Set task
Please give the listing again in its entirety, exactly as written.

(Entries taken from a collection)
============================================================

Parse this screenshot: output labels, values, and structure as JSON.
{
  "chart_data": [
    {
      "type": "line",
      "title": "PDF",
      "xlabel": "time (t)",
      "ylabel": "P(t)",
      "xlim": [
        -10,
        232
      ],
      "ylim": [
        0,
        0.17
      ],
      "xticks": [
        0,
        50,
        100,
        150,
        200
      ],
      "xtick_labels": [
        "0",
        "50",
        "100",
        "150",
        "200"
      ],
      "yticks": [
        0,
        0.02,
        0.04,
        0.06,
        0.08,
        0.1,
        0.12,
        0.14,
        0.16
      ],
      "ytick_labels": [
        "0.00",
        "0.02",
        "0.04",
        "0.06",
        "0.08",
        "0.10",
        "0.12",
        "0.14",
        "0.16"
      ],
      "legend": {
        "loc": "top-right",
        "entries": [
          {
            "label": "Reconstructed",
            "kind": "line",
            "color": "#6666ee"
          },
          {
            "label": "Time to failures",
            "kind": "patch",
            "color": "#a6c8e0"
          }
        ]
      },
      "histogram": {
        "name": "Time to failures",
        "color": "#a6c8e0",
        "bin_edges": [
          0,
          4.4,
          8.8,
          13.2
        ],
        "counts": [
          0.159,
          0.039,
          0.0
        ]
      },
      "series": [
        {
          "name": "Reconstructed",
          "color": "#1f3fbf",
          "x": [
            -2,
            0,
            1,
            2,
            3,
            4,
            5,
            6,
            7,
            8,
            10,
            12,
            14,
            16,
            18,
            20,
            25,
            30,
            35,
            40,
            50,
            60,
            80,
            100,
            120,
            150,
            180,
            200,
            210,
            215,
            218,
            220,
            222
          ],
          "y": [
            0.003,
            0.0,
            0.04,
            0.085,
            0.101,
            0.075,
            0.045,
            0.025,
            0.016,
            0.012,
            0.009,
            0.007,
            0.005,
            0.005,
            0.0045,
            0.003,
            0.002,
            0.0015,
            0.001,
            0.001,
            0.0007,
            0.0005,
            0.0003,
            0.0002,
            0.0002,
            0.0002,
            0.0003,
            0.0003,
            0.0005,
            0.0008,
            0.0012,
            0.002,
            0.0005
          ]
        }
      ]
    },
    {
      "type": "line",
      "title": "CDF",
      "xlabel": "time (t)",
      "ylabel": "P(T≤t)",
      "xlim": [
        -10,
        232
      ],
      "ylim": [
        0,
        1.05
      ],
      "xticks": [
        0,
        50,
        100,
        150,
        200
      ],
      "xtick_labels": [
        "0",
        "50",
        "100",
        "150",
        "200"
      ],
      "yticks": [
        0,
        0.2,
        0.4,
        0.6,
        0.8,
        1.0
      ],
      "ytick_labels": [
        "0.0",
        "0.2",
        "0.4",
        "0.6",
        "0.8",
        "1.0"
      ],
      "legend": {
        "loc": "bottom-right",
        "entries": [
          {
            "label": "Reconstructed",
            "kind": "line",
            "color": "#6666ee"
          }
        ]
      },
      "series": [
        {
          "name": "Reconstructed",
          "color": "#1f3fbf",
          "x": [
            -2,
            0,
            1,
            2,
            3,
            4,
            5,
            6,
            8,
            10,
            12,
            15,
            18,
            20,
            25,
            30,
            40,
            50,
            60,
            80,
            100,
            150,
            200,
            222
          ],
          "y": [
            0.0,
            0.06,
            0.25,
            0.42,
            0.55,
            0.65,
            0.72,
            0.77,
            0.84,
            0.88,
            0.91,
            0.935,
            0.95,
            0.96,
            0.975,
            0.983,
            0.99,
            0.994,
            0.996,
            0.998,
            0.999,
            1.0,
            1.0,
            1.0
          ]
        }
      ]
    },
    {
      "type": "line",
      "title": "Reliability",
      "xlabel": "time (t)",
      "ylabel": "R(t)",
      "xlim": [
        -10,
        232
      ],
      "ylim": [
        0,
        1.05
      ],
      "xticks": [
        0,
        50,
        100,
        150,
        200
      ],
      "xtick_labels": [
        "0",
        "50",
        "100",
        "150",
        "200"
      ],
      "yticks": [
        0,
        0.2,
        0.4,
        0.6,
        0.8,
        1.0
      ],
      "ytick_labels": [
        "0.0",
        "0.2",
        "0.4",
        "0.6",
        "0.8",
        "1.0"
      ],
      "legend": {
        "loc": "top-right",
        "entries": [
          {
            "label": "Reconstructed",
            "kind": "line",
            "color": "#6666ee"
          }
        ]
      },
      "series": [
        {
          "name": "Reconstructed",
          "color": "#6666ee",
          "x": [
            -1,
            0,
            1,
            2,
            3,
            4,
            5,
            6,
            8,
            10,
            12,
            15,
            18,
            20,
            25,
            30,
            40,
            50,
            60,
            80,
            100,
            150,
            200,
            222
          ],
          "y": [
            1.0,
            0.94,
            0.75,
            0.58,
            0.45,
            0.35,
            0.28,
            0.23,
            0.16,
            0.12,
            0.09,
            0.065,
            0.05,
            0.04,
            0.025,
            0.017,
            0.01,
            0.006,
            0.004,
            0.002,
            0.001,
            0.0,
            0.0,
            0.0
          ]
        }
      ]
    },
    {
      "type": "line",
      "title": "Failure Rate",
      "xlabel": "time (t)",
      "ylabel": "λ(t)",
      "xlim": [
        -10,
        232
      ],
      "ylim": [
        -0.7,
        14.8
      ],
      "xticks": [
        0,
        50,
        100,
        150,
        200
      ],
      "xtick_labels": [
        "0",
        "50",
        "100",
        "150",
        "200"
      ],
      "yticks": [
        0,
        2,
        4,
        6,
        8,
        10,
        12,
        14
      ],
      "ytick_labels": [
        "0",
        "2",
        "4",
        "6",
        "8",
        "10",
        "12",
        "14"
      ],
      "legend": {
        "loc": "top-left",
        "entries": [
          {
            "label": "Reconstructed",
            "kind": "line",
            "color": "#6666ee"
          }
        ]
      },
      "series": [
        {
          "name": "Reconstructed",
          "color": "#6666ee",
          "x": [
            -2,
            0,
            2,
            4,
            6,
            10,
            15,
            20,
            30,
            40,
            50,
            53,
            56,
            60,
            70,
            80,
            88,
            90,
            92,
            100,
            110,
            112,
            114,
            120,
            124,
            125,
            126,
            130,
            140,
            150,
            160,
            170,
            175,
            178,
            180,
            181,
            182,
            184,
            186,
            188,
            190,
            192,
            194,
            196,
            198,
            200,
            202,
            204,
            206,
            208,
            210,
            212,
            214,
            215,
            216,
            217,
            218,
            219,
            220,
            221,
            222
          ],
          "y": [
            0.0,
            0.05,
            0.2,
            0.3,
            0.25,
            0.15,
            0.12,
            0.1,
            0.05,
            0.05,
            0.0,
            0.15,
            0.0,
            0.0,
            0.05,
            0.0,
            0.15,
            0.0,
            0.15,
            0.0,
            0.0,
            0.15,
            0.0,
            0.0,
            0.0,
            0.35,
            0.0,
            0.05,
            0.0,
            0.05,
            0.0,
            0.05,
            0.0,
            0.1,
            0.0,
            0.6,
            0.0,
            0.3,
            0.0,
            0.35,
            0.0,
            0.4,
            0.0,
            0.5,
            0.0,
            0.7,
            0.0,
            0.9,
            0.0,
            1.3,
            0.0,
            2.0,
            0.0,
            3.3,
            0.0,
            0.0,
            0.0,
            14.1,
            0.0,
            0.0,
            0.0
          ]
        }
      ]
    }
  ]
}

============================================================

Response
Parse this screenshot: output labels, values, and structure as JSON.
{
  "chart_data": [
    {
      "type": "line",
      "title": "PDF",
      "xlabel": "time (t)",
      "ylabel": "P(t)",
      "xlim": [
        -10,
        232
      ],
      "ylim": [
        0,
        0.17
      ],
      "xticks": [
        0,
        50,
        100,
        150,
        200
      ],
      "xtick_labels": [
        "0",
        "50",
        "100",
        "150",
        "200"
      ],
      "yticks": [
        0,
        0.02,
        0.04,
        0.06,
        0.08,
        0.1,
        0.12,
        0.14,
        0.16
      ],
      "ytick_labels": [
        "0.00",
        "0.02",
        "0.04",
        "0.06",
        "0.08",
        "0.10",
        "0.12",
        "0.14",
        "0.16"
      ],
      "legend": {
        "loc": "top-right",
        "entries": [
          {
            "label": "Reconstructed",
            "kind": "line",
            "color": "#6666ee"
          },
          {
            "label": "Time to failures",
            "kind": "patch",
            "color": "#a6c8e0"
          }
        ]
      },
      "histogram": {
        "name": "Time to failures",
        "color": "#a6c8e0",
        "bin_edges": [
          0,
          4.4,
          8.8,
          13.2
        ],
        "counts": [
          0.159,
          0.039,
          0.0
        ]
      },
      "series": [
        {
          "name": "Reconstructed",
          "color": "#1f3fbf",
          "x": [
            -2,
            0,
            1,
            2,
            3,
            4,
            5,
            6,
            7,
            8,
            10,
            12,
            14,
            16,
            18,
            20,
            25,
            30,
            35,
            40,
            50,
            60,
            80,
            100,
            120,
            150,
            180,
            200,
            210,
            215,
            218,
            220,
            222
          ],
          "y": [
            0.003,
            0.0,
            0.04,
            0.085,
            0.101,
            0.075,
            0.045,
            0.025,
            0.016,
            0.012,
            0.009,
            0.007,
            0.005,
            0.005,
            0.0045,
            0.003,
            0.002,
            0.0015,
            0.001,
            0.001,
            0.0007,
            0.0005,
            0.0003,
            0.0002,
            0.0002,
            0.0002,
            0.0003,
            0.0003,
            0.0005,
            0.0008,
            0.0012,
            0.002,
            0.0005
          ]
        }
      ]
    },
    {
      "type": "line",
      "title": "CDF",
      "xlabel": "time (t)",
      "ylabel": "P(T≤t)",
      "xlim": [
        -10,
        232
      ],
      "ylim": [
        0,
        1.05
      ],
      "xticks": [
        0,
        50,
        100,
        150,
        200
      ],
      "xtick_labels": [
        "0",
        "50",
        "100",
        "150",
        "200"
      ],
      "yticks": [
        0,
        0.2,
        0.4,
        0.6,
        0.8,
        1.0
      ],
      "ytick_labels": [
        "0.0",
        "0.2",
        "0.4",
        "0.6",
        "0.8",
        "1.0"
      ],
      "legend": {
        "loc": "bottom-right",
        "entries": [
          {
            "label": "Reconstructed",
            "kind": "line",
            "color": "#6666ee"
          }
        ]
      },
      "series": [
        {
          "name": "Reconstructed",
          "color": "#1f3fbf",
          "x": [
            -2,
            0,
            1,
            2,
            3,
            4,
            5,
            6,
            8,
            10,
            12,
            15,
            18,
            20,
            25,
            30,
            40,
            50,
            60,
            80,
            100,
            150,
            200,
            222
          ],
          "y": [
            0.0,
            0.06,
            0.25,
            0.42,
            0.55,
            0.65,
            0.72,
            0.77,
            0.84,
            0.88,
            0.91,
            0.935,
            0.95,
            0.96,
            0.975,
            0.983,
            0.99,
            0.994,
            0.996,
            0.998,
            0.999,
            1.0,
            1.0,
            1.0
          ]
        }
      ]
    },
    {
      "type": "line",
      "title": "Reliability",
      "xlabel": "time (t)",
      "ylabel": "R(t)",
      "xlim": [
        -10,
        232
      ],
      "ylim": [
        0,
        1.05
      ],
      "xticks": [
        0,
        50,
        100,
        150,
        200
      ],
      "xtick_labels": [
        "0",
        "50",
        "100",
        "150",
        "200"
      ],
      "yticks": [
        0,
        0.2,
        0.4,
        0.6,
        0.8,
        1.0
      ],
      "ytick_labels": [
        "0.0",
        "0.2",
        "0.4",
        "0.6",
        "0.8",
        "1.0"
      ],
      "legend": {
        "loc": "top-right",
        "entries": [
          {
            "label": "Reconstructed",
            "kind": "line",
            "color": "#6666ee"
          }
        ]
      },
      "series": [
        {
          "name": "Reconstructed",
          "color": "#6666ee",
          "x": [
            -1,
            0,
            1,
            2,
            3,
            4,
            5,
            6,
            8,
            10,
            12,
            15,
            18,
            20,
            25,
            30,
            40,
            50,
            60,
            80,
            100,
            150,
            200,
            222
          ],
          "y": [
            1.0,
            0.94,
            0.75,
            0.58,
            0.45,
            0.35,
            0.28,
            0.23,
            0.16,
            0.12,
            0.09,
            0.065,
            0.05,
            0.04,
            0.025,
            0.017,
            0.01,
            0.006,
            0.004,
            0.002,
            0.001,
            0.0,
            0.0,
            0.0
          ]
        }
      ]
    },
    {
      "type": "line",
      "title": "Failure Rate",
      "xlabel": "time (t)",
      "ylabel": "λ(t)",
      "xlim": [
        -10,
        232
      ],
      "ylim": [
        -0.7,
        14.8
      ],
      "xticks": [
        0,
        50,
        100,
        150,
        200
      ],
      "xtick_labels": [
        "0",
        "50",
        "100",
        "150",
        "200"
      ],
      "yticks": [
        0,
        2,
        4,
        6,
        8,
        10,
        12,
        14
      ],
      "ytick_labels": [
        "0",
        "2",
        "4",
        "6",
        "8",
        "10",
        "12",
        "14"
      ],
      "legend": {
        "loc": "top-left",
        "entries": [
          {
            "label": "Reconstructed",
            "kind": "line",
            "color": "#6666ee"
          }
        ]
      },
      "series": [
        {
          "name": "Reconstructed",
          "color": "#6666ee",
          "x": [
            -2,
            0,
            2,
            4,
            6,
            10,
            15,
            20,
            30,
            40,
            50,
            53,
            56,
            60,
            70,
            80,
            88,
            90,
            92,
            100,
            110,
            112,
            114,
            120,
            124,
            125,
            126,
            130,
            140,
            150,
            160,
            170,
            175,
            178,
            180,
            181,
            182,
            184,
            186,
            188,
            190,
            192,
            194,
            196,
            198,
            200,
            202,
            204,
            206,
            208,
            210,
            212,
            214,
            215,
            216,
            217,
            218,
            219,
            220,
            221,
            222
          ],
          "y": [
            0.0,
            0.05,
            0.2,
            0.3,
            0.25,
            0.15,
            0.12,
            0.1,
            0.05,
            0.05,
            0.0,
            0.15,
            0.0,
            0.0,
            0.05,
            0.0,
            0.15,
            0.0,
            0.15,
            0.0,
            0.0,
            0.15,
            0.0,
            0.0,
            0.0,
            0.35,
            0.0,
            0.05,
            0.0,
            0.05,
            0.0,
            0.05,
            0.0,
            0.1,
            0.0,
            0.6,
            0.0,
            0.3,
            0.0,
            0.35,
            0.0,
            0.4,
            0.0,
            0.5,
            0.0,
            0.7,
            0.0,
            0.9,
            0.0,
            1.3,
            0.0,
            2.0,
            0.0,
            3.3,
            0.0,
            0.0,
            0.0,
            14.1,
            0.0,
            0.0,
            0.0
          ]
        }
      ]
    }
  ]
}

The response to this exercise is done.